Layout element entries
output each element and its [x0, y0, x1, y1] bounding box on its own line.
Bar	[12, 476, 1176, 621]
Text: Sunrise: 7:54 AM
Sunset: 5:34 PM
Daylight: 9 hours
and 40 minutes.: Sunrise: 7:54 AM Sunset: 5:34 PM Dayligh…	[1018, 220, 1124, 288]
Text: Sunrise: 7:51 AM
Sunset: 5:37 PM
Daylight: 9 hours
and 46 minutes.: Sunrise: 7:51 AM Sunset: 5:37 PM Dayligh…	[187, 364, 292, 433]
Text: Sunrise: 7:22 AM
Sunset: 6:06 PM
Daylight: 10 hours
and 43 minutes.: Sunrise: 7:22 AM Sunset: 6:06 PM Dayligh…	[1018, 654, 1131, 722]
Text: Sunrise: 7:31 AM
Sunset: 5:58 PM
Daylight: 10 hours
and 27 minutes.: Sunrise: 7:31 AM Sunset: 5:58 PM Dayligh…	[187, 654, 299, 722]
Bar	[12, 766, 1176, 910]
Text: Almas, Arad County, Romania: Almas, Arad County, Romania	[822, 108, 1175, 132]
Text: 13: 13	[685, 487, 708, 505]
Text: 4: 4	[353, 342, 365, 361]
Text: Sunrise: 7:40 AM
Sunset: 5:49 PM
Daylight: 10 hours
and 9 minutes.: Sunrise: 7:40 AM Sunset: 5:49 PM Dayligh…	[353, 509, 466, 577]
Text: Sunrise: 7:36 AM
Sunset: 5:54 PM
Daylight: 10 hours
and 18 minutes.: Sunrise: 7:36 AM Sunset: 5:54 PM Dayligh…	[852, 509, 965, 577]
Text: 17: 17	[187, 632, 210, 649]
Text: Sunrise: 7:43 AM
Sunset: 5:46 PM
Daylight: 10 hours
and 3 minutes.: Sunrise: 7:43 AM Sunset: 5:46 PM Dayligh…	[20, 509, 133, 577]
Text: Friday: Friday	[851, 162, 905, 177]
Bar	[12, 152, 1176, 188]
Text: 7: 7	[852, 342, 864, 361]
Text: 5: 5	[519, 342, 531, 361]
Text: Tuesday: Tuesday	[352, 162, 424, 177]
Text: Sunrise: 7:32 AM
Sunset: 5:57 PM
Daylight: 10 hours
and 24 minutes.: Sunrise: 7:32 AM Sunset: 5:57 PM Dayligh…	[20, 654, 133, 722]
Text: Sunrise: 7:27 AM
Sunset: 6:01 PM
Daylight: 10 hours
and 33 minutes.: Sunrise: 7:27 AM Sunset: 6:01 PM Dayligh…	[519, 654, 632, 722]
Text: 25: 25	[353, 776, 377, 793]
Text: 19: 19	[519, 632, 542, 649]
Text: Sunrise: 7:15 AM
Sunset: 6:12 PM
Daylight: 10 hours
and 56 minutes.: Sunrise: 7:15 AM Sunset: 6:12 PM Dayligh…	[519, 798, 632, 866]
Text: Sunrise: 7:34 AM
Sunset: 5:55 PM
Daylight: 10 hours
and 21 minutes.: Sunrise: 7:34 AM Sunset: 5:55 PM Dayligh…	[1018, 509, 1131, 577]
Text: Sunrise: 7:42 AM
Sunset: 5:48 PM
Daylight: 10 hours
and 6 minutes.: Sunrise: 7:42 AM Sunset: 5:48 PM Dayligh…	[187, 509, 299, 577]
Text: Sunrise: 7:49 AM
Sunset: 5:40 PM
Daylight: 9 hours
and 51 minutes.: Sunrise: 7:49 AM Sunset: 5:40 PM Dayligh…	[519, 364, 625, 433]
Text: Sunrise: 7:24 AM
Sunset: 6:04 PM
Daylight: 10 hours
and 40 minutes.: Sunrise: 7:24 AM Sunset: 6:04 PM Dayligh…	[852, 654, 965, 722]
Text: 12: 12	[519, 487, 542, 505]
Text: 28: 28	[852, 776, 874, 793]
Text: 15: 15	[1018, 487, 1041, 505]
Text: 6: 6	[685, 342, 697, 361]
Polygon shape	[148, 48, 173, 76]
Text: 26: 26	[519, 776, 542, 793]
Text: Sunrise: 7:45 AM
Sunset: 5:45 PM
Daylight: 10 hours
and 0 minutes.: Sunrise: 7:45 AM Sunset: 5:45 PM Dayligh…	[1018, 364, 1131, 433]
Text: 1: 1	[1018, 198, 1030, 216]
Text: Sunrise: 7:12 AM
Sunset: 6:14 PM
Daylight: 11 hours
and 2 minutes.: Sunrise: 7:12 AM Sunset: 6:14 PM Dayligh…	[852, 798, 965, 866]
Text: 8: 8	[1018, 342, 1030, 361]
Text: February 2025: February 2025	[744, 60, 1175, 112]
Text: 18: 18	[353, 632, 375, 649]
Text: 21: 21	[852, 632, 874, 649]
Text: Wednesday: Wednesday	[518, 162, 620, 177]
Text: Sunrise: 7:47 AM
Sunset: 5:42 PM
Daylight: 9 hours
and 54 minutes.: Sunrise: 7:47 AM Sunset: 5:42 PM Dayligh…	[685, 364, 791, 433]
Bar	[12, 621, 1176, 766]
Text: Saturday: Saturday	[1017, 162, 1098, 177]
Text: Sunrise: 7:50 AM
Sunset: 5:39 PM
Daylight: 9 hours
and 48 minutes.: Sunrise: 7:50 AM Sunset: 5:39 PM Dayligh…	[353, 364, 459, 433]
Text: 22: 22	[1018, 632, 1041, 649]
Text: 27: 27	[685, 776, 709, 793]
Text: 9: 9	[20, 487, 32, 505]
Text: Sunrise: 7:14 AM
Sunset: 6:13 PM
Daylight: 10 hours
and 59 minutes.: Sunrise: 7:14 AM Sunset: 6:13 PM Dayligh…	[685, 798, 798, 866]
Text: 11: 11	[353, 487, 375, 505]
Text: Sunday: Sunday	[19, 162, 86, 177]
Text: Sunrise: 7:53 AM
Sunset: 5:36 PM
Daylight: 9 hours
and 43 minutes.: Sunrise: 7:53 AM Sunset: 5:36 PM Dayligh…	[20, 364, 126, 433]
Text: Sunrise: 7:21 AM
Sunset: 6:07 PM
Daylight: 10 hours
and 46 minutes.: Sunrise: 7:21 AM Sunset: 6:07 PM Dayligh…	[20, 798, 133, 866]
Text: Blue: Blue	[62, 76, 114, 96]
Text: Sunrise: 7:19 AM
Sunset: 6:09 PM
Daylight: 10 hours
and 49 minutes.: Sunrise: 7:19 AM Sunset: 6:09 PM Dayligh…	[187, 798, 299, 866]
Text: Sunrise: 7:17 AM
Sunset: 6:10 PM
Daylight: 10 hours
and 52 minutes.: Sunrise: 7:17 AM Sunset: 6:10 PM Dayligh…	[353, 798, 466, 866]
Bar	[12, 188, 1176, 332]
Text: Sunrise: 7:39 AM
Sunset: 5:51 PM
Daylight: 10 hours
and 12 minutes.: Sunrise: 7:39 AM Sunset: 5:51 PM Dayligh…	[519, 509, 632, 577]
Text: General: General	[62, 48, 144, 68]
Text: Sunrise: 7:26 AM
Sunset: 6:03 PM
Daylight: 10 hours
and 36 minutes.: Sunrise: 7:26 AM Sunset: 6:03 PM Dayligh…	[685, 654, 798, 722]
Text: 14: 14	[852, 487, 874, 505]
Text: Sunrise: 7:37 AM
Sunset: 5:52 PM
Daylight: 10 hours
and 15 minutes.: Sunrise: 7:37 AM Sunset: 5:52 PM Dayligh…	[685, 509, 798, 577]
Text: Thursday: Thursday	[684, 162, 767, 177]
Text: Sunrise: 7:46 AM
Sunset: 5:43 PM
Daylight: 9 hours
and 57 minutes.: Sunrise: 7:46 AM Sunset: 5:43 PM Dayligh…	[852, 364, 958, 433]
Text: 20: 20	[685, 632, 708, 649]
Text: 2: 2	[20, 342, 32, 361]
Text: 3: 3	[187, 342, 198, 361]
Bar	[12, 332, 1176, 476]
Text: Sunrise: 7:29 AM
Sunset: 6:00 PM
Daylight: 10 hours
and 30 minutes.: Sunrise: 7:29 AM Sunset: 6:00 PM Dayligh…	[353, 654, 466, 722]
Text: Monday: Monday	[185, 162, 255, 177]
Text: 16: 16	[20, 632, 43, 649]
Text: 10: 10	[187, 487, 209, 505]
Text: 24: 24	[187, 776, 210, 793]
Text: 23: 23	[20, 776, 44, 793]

▸ To be done: Collect every line in the material above that contains the word "County".

▸ Output below:
Text: Almas, Arad County, Romania: Almas, Arad County, Romania	[822, 108, 1175, 132]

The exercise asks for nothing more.